* Description of the task: Copy every line that contains the string "flask" from the entries below.

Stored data
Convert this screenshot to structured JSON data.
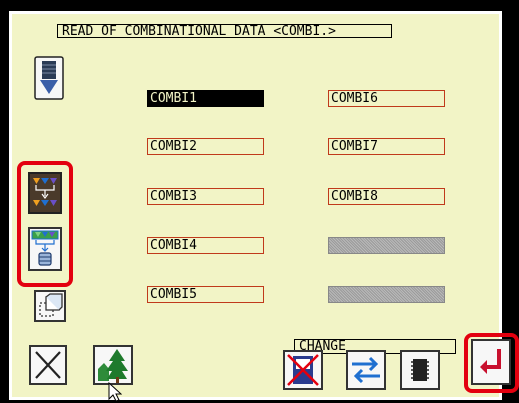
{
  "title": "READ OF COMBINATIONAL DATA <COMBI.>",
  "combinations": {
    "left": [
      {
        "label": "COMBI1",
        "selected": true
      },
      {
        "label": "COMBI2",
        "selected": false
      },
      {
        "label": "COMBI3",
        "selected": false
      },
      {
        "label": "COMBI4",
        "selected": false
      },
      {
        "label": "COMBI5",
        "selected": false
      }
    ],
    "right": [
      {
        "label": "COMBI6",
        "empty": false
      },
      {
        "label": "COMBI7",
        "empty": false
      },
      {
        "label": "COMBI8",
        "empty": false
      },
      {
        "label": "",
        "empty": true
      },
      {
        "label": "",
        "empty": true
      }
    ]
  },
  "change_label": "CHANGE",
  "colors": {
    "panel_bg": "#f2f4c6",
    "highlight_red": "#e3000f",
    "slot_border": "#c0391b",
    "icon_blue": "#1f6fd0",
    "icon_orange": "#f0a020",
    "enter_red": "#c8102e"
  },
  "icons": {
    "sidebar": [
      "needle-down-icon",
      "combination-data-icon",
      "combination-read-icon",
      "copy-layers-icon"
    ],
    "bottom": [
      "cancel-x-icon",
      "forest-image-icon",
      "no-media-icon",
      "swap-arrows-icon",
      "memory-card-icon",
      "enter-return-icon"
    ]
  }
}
...
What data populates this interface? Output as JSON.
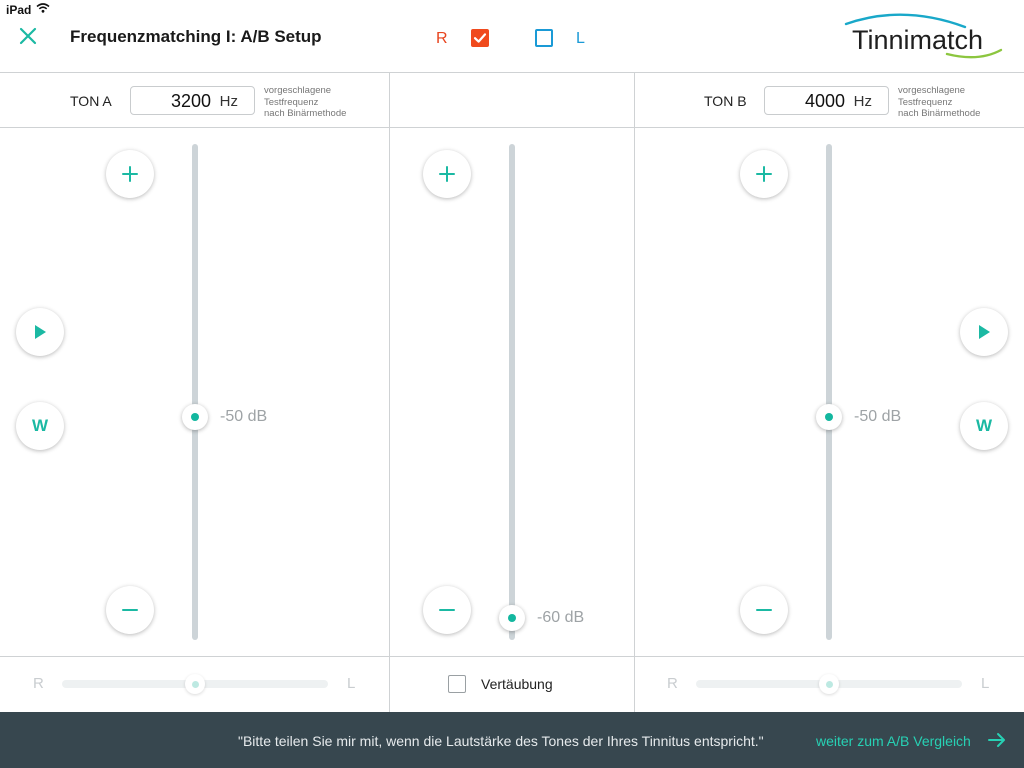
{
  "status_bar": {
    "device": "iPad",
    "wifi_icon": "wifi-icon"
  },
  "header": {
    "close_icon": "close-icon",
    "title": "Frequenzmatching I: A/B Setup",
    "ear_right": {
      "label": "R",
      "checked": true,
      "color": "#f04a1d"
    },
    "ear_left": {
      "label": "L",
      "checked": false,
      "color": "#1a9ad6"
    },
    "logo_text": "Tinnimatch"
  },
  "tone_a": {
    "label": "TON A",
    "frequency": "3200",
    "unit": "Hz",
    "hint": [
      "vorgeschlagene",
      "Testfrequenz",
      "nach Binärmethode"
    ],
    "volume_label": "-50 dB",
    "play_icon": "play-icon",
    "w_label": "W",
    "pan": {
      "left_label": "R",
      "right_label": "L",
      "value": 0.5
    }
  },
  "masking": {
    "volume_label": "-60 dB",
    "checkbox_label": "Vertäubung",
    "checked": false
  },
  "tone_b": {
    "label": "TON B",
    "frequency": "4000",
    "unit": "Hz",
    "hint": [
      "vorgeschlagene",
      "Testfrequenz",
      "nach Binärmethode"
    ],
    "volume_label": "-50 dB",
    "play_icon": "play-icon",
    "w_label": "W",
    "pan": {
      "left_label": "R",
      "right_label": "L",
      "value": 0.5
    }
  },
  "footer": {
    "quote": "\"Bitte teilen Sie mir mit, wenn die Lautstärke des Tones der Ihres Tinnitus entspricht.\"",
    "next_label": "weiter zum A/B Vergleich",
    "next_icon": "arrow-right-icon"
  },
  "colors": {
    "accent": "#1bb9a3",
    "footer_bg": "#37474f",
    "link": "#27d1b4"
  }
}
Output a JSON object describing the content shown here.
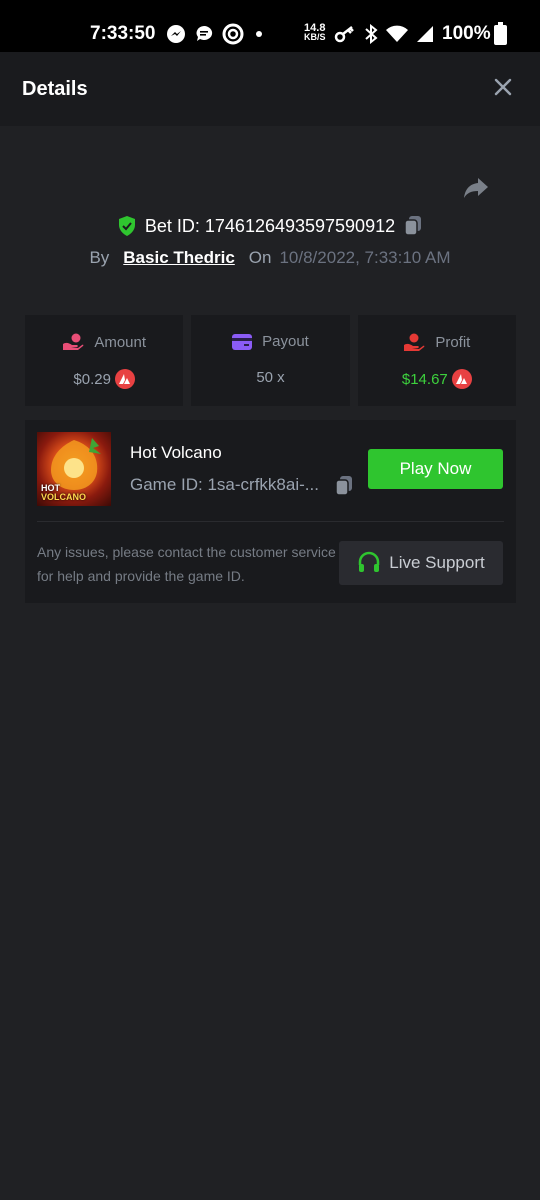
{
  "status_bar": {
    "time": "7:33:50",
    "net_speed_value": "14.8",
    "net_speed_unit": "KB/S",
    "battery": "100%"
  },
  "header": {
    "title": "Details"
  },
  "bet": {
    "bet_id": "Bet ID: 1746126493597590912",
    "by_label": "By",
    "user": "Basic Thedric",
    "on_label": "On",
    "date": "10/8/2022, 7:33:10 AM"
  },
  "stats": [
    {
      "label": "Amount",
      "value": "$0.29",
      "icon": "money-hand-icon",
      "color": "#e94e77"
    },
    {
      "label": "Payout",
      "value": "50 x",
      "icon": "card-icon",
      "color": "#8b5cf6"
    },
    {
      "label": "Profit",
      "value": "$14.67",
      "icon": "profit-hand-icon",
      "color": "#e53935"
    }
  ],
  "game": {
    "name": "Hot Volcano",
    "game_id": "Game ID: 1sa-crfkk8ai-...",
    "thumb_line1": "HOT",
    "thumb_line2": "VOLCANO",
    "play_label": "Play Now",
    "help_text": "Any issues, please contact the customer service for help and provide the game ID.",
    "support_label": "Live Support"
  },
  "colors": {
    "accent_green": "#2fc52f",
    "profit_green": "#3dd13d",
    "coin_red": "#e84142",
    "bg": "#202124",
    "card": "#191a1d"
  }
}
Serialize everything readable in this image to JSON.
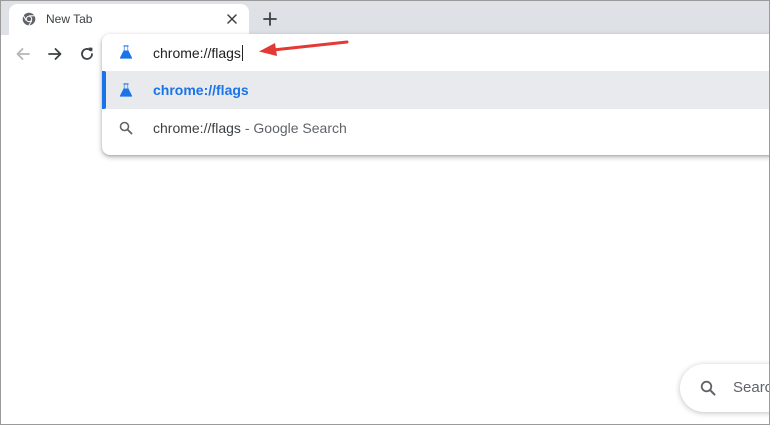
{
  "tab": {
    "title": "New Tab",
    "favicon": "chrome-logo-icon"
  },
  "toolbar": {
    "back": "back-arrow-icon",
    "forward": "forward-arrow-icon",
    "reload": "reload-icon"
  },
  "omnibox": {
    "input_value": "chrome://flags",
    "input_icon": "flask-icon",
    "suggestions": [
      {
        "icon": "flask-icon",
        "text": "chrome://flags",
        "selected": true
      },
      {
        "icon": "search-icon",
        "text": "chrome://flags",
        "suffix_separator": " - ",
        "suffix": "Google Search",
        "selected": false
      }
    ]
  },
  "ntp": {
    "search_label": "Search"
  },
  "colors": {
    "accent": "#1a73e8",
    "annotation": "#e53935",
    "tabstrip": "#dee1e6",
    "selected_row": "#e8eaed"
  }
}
* * *
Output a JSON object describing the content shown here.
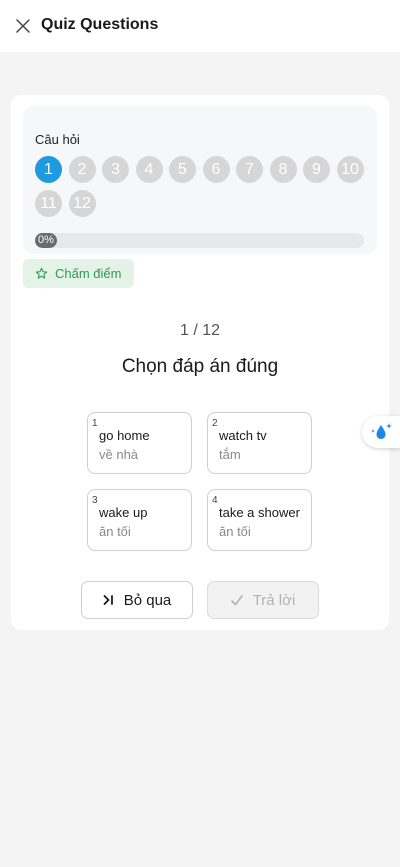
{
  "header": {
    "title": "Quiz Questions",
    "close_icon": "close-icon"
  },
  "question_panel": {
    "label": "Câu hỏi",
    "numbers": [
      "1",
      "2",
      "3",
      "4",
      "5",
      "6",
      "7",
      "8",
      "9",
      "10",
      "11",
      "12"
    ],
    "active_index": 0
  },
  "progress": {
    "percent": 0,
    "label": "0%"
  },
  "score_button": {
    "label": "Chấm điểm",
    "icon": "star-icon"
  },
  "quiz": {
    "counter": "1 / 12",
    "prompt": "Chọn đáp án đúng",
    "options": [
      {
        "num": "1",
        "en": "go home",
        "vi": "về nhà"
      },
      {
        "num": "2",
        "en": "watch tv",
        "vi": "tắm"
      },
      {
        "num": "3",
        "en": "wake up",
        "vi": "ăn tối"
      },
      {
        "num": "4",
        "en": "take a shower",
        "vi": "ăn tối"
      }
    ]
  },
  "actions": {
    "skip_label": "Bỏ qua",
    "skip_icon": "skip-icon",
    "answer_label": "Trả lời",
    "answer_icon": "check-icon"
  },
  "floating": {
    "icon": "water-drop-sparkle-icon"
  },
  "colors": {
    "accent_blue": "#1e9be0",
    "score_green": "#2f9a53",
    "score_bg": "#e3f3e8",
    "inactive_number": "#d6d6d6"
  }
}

* Result of the exercise:
    "input_icon": "flask-icon",
        "icon": "flask-icon",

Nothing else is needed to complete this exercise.